__Task to complete__.
The entries below are to be repeated exactly as they stand.

__Data lines__.

--- START ---

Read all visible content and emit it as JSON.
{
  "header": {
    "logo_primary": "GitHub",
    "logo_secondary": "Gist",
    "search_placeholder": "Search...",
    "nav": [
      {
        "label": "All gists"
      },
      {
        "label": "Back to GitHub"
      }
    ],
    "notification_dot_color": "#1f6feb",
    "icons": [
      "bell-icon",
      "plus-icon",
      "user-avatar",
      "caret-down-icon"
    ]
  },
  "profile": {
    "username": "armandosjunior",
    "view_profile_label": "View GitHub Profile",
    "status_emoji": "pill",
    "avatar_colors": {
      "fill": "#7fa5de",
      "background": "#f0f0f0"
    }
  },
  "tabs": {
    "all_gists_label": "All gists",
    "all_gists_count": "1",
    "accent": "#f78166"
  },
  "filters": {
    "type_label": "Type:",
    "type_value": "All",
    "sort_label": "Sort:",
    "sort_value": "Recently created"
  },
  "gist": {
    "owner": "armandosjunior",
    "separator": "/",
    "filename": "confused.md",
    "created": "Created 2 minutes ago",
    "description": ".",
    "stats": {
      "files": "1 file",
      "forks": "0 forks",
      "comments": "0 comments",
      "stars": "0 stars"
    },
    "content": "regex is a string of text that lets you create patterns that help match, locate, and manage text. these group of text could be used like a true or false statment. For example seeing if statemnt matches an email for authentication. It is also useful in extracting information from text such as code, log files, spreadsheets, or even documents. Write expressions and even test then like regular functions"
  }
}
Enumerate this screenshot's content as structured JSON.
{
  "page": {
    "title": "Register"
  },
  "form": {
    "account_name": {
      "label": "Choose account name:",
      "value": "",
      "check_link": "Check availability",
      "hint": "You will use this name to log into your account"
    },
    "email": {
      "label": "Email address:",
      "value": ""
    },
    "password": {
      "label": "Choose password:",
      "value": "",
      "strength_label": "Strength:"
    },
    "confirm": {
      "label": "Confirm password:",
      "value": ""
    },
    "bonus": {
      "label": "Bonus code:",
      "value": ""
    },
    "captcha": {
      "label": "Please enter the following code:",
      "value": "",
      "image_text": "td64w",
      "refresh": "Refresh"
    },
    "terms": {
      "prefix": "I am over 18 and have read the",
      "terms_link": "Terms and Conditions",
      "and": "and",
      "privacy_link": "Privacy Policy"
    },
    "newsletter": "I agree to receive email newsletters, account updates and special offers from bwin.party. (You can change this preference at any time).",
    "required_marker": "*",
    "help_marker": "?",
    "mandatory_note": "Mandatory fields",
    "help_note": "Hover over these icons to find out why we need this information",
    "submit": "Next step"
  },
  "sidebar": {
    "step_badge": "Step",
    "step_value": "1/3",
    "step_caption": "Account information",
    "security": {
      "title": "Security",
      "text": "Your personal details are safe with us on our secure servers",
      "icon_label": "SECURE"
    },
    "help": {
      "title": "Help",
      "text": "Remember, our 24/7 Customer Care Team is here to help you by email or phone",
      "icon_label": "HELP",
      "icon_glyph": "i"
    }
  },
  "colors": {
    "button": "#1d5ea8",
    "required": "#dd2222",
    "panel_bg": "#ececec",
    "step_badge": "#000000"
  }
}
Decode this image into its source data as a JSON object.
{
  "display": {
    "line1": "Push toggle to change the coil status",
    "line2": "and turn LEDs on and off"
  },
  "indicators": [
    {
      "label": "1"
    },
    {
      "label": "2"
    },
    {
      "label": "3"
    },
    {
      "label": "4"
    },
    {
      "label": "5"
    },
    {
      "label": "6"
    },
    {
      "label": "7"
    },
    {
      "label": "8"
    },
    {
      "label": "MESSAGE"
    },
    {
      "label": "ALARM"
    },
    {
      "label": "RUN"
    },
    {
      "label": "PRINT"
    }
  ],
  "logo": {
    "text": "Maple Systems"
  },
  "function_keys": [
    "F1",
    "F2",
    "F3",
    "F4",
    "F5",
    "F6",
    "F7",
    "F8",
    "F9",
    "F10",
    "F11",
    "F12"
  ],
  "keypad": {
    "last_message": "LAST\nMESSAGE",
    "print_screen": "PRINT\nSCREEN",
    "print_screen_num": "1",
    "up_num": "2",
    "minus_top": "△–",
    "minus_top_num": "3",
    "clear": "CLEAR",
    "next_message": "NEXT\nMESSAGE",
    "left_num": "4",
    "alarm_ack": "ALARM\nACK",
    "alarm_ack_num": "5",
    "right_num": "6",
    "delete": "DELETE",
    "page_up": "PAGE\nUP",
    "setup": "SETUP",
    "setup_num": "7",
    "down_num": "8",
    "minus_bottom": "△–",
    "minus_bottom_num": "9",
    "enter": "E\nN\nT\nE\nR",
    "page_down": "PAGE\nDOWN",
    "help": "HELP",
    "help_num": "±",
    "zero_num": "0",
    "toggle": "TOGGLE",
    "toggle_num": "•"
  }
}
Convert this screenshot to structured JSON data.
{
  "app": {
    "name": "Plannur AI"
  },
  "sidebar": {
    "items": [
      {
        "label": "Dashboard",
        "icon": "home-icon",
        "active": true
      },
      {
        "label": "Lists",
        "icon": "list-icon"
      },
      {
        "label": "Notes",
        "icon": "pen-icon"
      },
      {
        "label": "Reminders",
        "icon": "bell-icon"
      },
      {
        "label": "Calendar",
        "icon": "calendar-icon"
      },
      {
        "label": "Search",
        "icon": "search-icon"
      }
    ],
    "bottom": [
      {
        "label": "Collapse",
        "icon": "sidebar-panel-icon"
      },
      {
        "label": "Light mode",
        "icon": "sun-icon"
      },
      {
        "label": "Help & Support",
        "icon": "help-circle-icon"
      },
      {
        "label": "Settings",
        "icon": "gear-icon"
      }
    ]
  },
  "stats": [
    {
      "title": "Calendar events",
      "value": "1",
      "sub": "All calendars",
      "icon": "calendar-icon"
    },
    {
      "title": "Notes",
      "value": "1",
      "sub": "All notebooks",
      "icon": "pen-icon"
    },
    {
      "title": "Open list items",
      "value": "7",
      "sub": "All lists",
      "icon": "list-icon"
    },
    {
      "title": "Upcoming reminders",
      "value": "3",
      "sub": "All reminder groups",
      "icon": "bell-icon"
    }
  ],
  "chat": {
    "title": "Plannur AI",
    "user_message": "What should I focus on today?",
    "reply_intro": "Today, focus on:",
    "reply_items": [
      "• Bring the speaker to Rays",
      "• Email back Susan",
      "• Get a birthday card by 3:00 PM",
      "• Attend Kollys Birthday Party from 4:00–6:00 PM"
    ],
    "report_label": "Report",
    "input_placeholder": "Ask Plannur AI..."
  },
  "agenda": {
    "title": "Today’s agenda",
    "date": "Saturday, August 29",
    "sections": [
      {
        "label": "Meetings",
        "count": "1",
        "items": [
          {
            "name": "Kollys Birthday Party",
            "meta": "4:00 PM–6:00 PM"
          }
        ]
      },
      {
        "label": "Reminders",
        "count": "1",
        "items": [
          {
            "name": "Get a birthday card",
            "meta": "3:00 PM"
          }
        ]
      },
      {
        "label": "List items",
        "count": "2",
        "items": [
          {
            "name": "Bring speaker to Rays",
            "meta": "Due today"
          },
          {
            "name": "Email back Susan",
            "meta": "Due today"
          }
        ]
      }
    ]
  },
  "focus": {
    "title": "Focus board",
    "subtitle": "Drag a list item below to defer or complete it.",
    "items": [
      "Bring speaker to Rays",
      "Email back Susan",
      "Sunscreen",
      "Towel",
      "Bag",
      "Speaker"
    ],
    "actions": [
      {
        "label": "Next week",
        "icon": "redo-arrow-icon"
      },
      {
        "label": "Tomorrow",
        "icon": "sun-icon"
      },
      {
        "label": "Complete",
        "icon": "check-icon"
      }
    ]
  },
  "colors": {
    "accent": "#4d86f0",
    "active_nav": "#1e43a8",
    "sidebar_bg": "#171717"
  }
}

--- END ---

__Result for this exercise__.
Read all visible content and emit it as JSON.
{
  "header": {
    "logo_primary": "GitHub",
    "logo_secondary": "Gist",
    "search_placeholder": "Search...",
    "nav": [
      {
        "label": "All gists"
      },
      {
        "label": "Back to GitHub"
      }
    ],
    "notification_dot_color": "#1f6feb",
    "icons": [
      "bell-icon",
      "plus-icon",
      "user-avatar",
      "caret-down-icon"
    ]
  },
  "profile": {
    "username": "armandosjunior",
    "view_profile_label": "View GitHub Profile",
    "status_emoji": "pill",
    "avatar_colors": {
      "fill": "#7fa5de",
      "background": "#f0f0f0"
    }
  },
  "tabs": {
    "all_gists_label": "All gists",
    "all_gists_count": "1",
    "accent": "#f78166"
  },
  "filters": {
    "type_label": "Type:",
    "type_value": "All",
    "sort_label": "Sort:",
    "sort_value": "Recently created"
  },
  "gist": {
    "owner": "armandosjunior",
    "separator": "/",
    "filename": "confused.md",
    "created": "Created 2 minutes ago",
    "description": ".",
    "stats": {
      "files": "1 file",
      "forks": "0 forks",
      "comments": "0 comments",
      "stars": "0 stars"
    },
    "content": "regex is a string of text that lets you create patterns that help match, locate, and manage text. these group of text could be used like a true or false statment. For example seeing if statemnt matches an email for authentication. It is also useful in extracting information from text such as code, log files, spreadsheets, or even documents. Write expressions and even test then like regular functions"
  }
}
Enumerate this screenshot's content as structured JSON.
{
  "page": {
    "title": "Register"
  },
  "form": {
    "account_name": {
      "label": "Choose account name:",
      "value": "",
      "check_link": "Check availability",
      "hint": "You will use this name to log into your account"
    },
    "email": {
      "label": "Email address:",
      "value": ""
    },
    "password": {
      "label": "Choose password:",
      "value": "",
      "strength_label": "Strength:"
    },
    "confirm": {
      "label": "Confirm password:",
      "value": ""
    },
    "bonus": {
      "label": "Bonus code:",
      "value": ""
    },
    "captcha": {
      "label": "Please enter the following code:",
      "value": "",
      "image_text": "td64w",
      "refresh": "Refresh"
    },
    "terms": {
      "prefix": "I am over 18 and have read the",
      "terms_link": "Terms and Conditions",
      "and": "and",
      "privacy_link": "Privacy Policy"
    },
    "newsletter": "I agree to receive email newsletters, account updates and special offers from bwin.party. (You can change this preference at any time).",
    "required_marker": "*",
    "help_marker": "?",
    "mandatory_note": "Mandatory fields",
    "help_note": "Hover over these icons to find out why we need this information",
    "submit": "Next step"
  },
  "sidebar": {
    "step_badge": "Step",
    "step_value": "1/3",
    "step_caption": "Account information",
    "security": {
      "title": "Security",
      "text": "Your personal details are safe with us on our secure servers",
      "icon_label": "SECURE"
    },
    "help": {
      "title": "Help",
      "text": "Remember, our 24/7 Customer Care Team is here to help you by email or phone",
      "icon_label": "HELP",
      "icon_glyph": "i"
    }
  },
  "colors": {
    "button": "#1d5ea8",
    "required": "#dd2222",
    "panel_bg": "#ececec",
    "step_badge": "#000000"
  }
}
Decode this image into its source data as a JSON object.
{
  "display": {
    "line1": "Push toggle to change the coil status",
    "line2": "and turn LEDs on and off"
  },
  "indicators": [
    {
      "label": "1"
    },
    {
      "label": "2"
    },
    {
      "label": "3"
    },
    {
      "label": "4"
    },
    {
      "label": "5"
    },
    {
      "label": "6"
    },
    {
      "label": "7"
    },
    {
      "label": "8"
    },
    {
      "label": "MESSAGE"
    },
    {
      "label": "ALARM"
    },
    {
      "label": "RUN"
    },
    {
      "label": "PRINT"
    }
  ],
  "logo": {
    "text": "Maple Systems"
  },
  "function_keys": [
    "F1",
    "F2",
    "F3",
    "F4",
    "F5",
    "F6",
    "F7",
    "F8",
    "F9",
    "F10",
    "F11",
    "F12"
  ],
  "keypad": {
    "last_message": "LAST\nMESSAGE",
    "print_screen": "PRINT\nSCREEN",
    "print_screen_num": "1",
    "up_num": "2",
    "minus_top": "△–",
    "minus_top_num": "3",
    "clear": "CLEAR",
    "next_message": "NEXT\nMESSAGE",
    "left_num": "4",
    "alarm_ack": "ALARM\nACK",
    "alarm_ack_num": "5",
    "right_num": "6",
    "delete": "DELETE",
    "page_up": "PAGE\nUP",
    "setup": "SETUP",
    "setup_num": "7",
    "down_num": "8",
    "minus_bottom": "△–",
    "minus_bottom_num": "9",
    "enter": "E\nN\nT\nE\nR",
    "page_down": "PAGE\nDOWN",
    "help": "HELP",
    "help_num": "±",
    "zero_num": "0",
    "toggle": "TOGGLE",
    "toggle_num": "•"
  }
}
Convert this screenshot to structured JSON data.
{
  "app": {
    "name": "Plannur AI"
  },
  "sidebar": {
    "items": [
      {
        "label": "Dashboard",
        "icon": "home-icon",
        "active": true
      },
      {
        "label": "Lists",
        "icon": "list-icon"
      },
      {
        "label": "Notes",
        "icon": "pen-icon"
      },
      {
        "label": "Reminders",
        "icon": "bell-icon"
      },
      {
        "label": "Calendar",
        "icon": "calendar-icon"
      },
      {
        "label": "Search",
        "icon": "search-icon"
      }
    ],
    "bottom": [
      {
        "label": "Collapse",
        "icon": "sidebar-panel-icon"
      },
      {
        "label": "Light mode",
        "icon": "sun-icon"
      },
      {
        "label": "Help & Support",
        "icon": "help-circle-icon"
      },
      {
        "label": "Settings",
        "icon": "gear-icon"
      }
    ]
  },
  "stats": [
    {
      "title": "Calendar events",
      "value": "1",
      "sub": "All calendars",
      "icon": "calendar-icon"
    },
    {
      "title": "Notes",
      "value": "1",
      "sub": "All notebooks",
      "icon": "pen-icon"
    },
    {
      "title": "Open list items",
      "value": "7",
      "sub": "All lists",
      "icon": "list-icon"
    },
    {
      "title": "Upcoming reminders",
      "value": "3",
      "sub": "All reminder groups",
      "icon": "bell-icon"
    }
  ],
  "chat": {
    "title": "Plannur AI",
    "user_message": "What should I focus on today?",
    "reply_intro": "Today, focus on:",
    "reply_items": [
      "• Bring the speaker to Rays",
      "• Email back Susan",
      "• Get a birthday card by 3:00 PM",
      "• Attend Kollys Birthday Party from 4:00–6:00 PM"
    ],
    "report_label": "Report",
    "input_placeholder": "Ask Plannur AI..."
  },
  "agenda": {
    "title": "Today’s agenda",
    "date": "Saturday, August 29",
    "sections": [
      {
        "label": "Meetings",
        "count": "1",
        "items": [
          {
            "name": "Kollys Birthday Party",
            "meta": "4:00 PM–6:00 PM"
          }
        ]
      },
      {
        "label": "Reminders",
        "count": "1",
        "items": [
          {
            "name": "Get a birthday card",
            "meta": "3:00 PM"
          }
        ]
      },
      {
        "label": "List items",
        "count": "2",
        "items": [
          {
            "name": "Bring speaker to Rays",
            "meta": "Due today"
          },
          {
            "name": "Email back Susan",
            "meta": "Due today"
          }
        ]
      }
    ]
  },
  "focus": {
    "title": "Focus board",
    "subtitle": "Drag a list item below to defer or complete it.",
    "items": [
      "Bring speaker to Rays",
      "Email back Susan",
      "Sunscreen",
      "Towel",
      "Bag",
      "Speaker"
    ],
    "actions": [
      {
        "label": "Next week",
        "icon": "redo-arrow-icon"
      },
      {
        "label": "Tomorrow",
        "icon": "sun-icon"
      },
      {
        "label": "Complete",
        "icon": "check-icon"
      }
    ]
  },
  "colors": {
    "accent": "#4d86f0",
    "active_nav": "#1e43a8",
    "sidebar_bg": "#171717"
  }
}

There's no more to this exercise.